(Collected data entries)

__________

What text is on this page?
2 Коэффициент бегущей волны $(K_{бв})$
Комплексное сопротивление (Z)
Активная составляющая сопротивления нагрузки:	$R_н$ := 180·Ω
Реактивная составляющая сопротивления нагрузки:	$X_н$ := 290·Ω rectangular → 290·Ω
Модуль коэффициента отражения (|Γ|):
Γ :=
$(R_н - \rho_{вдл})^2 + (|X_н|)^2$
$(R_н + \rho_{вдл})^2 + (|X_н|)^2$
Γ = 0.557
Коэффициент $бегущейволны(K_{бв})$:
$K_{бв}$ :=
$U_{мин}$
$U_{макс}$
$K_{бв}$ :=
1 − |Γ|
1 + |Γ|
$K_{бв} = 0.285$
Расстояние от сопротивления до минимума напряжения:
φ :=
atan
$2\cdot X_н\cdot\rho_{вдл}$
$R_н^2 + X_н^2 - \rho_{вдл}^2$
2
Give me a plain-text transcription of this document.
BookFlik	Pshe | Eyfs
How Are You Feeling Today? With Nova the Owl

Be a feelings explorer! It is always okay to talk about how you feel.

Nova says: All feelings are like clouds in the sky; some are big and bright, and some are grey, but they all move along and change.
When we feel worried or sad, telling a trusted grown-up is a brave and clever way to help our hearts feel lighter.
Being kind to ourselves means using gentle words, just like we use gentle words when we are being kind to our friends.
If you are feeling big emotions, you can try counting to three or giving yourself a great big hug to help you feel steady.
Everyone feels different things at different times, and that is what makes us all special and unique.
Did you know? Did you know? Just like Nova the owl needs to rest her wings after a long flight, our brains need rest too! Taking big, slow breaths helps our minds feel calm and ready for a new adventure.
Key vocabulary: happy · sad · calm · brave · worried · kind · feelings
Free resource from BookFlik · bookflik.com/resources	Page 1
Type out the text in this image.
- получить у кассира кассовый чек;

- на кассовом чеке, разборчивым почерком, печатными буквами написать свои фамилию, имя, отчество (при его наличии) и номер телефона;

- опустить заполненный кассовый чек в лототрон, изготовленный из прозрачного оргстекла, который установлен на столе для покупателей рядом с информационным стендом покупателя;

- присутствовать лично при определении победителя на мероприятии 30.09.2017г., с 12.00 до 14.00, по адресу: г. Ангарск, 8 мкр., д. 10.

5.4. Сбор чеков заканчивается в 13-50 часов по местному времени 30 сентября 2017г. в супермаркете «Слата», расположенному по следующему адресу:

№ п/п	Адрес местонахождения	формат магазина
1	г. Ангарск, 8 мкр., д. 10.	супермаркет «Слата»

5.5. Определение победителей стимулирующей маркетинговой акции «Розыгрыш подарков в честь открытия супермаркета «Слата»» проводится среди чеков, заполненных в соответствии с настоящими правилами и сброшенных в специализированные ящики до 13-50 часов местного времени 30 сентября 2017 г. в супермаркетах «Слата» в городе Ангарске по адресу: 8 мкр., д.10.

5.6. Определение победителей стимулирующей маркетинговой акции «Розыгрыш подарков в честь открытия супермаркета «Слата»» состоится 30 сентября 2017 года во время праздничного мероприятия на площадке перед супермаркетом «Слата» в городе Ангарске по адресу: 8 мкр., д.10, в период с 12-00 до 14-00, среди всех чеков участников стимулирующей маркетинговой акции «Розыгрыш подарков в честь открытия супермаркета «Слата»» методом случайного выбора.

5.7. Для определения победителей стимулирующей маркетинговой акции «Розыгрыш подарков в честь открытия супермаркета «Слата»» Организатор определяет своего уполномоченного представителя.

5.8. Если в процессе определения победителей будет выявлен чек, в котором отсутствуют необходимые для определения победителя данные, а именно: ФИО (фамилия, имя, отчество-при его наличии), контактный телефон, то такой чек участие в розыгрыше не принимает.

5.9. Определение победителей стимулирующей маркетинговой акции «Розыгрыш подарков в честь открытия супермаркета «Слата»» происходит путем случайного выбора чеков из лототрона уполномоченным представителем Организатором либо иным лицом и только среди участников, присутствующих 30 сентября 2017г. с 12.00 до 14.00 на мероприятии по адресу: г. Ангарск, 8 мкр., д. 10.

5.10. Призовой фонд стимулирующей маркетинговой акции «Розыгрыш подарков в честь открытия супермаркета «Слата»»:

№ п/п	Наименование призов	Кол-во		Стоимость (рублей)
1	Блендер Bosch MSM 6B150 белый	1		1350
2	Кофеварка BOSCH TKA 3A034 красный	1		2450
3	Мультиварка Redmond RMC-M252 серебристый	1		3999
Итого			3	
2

__________

**Work to complete:**
From the records above, report the count of lines containing "text" and nothing more.

**Task solution:**
3